**Task statement:** Transcribe the entries below exactly.

**Records provided:**

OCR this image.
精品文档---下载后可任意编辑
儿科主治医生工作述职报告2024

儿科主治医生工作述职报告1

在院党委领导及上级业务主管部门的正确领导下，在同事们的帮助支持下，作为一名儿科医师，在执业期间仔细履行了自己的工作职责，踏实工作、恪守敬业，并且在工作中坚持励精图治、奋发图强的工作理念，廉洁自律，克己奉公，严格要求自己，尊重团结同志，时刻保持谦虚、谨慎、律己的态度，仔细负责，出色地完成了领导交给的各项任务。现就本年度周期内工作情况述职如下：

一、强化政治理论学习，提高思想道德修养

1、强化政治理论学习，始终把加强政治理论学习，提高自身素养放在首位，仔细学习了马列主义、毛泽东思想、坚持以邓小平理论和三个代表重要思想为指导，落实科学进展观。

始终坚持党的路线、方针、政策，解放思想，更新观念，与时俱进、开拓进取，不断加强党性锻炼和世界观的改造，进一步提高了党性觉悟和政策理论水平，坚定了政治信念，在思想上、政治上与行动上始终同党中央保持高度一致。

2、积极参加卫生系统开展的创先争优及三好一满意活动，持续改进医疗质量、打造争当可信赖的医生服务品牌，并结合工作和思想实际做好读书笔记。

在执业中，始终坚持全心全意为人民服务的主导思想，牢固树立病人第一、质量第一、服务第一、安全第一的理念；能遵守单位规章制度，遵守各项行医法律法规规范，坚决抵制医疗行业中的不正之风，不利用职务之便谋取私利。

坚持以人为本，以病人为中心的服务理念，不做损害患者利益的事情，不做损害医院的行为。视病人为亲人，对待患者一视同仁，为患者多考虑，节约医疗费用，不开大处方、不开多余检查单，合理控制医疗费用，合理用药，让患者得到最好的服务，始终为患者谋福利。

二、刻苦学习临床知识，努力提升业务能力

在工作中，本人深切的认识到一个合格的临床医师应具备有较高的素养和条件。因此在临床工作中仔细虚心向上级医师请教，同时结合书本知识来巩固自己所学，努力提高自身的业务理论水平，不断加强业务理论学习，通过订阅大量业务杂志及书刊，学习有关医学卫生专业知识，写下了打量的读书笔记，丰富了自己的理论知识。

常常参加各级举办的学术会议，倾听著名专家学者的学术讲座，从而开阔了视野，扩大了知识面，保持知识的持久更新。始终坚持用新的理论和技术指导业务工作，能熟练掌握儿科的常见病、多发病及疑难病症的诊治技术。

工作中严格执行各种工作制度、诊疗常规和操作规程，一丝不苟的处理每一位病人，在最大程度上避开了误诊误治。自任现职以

**Exercise answer:**
OCR this image.
精品文档---下载后可任意编辑
儿科主治医生工作述职报告2024

儿科主治医生工作述职报告1

在院党委领导及上级业务主管部门的正确领导下，在同事们的帮助支持下，作为一名儿科医师，在执业期间仔细履行了自己的工作职责，踏实工作、恪守敬业，并且在工作中坚持励精图治、奋发图强的工作理念，廉洁自律，克己奉公，严格要求自己，尊重团结同志，时刻保持谦虚、谨慎、律己的态度，仔细负责，出色地完成了领导交给的各项任务。现就本年度周期内工作情况述职如下：

一、强化政治理论学习，提高思想道德修养

1、强化政治理论学习，始终把加强政治理论学习，提高自身素养放在首位，仔细学习了马列主义、毛泽东思想、坚持以邓小平理论和三个代表重要思想为指导，落实科学进展观。

始终坚持党的路线、方针、政策，解放思想，更新观念，与时俱进、开拓进取，不断加强党性锻炼和世界观的改造，进一步提高了党性觉悟和政策理论水平，坚定了政治信念，在思想上、政治上与行动上始终同党中央保持高度一致。

2、积极参加卫生系统开展的创先争优及三好一满意活动，持续改进医疗质量、打造争当可信赖的医生服务品牌，并结合工作和思想实际做好读书笔记。

在执业中，始终坚持全心全意为人民服务的主导思想，牢固树立病人第一、质量第一、服务第一、安全第一的理念；能遵守单位规章制度，遵守各项行医法律法规规范，坚决抵制医疗行业中的不正之风，不利用职务之便谋取私利。

坚持以人为本，以病人为中心的服务理念，不做损害患者利益的事情，不做损害医院的行为。视病人为亲人，对待患者一视同仁，为患者多考虑，节约医疗费用，不开大处方、不开多余检查单，合理控制医疗费用，合理用药，让患者得到最好的服务，始终为患者谋福利。

二、刻苦学习临床知识，努力提升业务能力

在工作中，本人深切的认识到一个合格的临床医师应具备有较高的素养和条件。因此在临床工作中仔细虚心向上级医师请教，同时结合书本知识来巩固自己所学，努力提高自身的业务理论水平，不断加强业务理论学习，通过订阅大量业务杂志及书刊，学习有关医学卫生专业知识，写下了打量的读书笔记，丰富了自己的理论知识。

常常参加各级举办的学术会议，倾听著名专家学者的学术讲座，从而开阔了视野，扩大了知识面，保持知识的持久更新。始终坚持用新的理论和技术指导业务工作，能熟练掌握儿科的常见病、多发病及疑难病症的诊治技术。

工作中严格执行各种工作制度、诊疗常规和操作规程，一丝不苟的处理每一位病人，在最大程度上避开了误诊误治。自任现职以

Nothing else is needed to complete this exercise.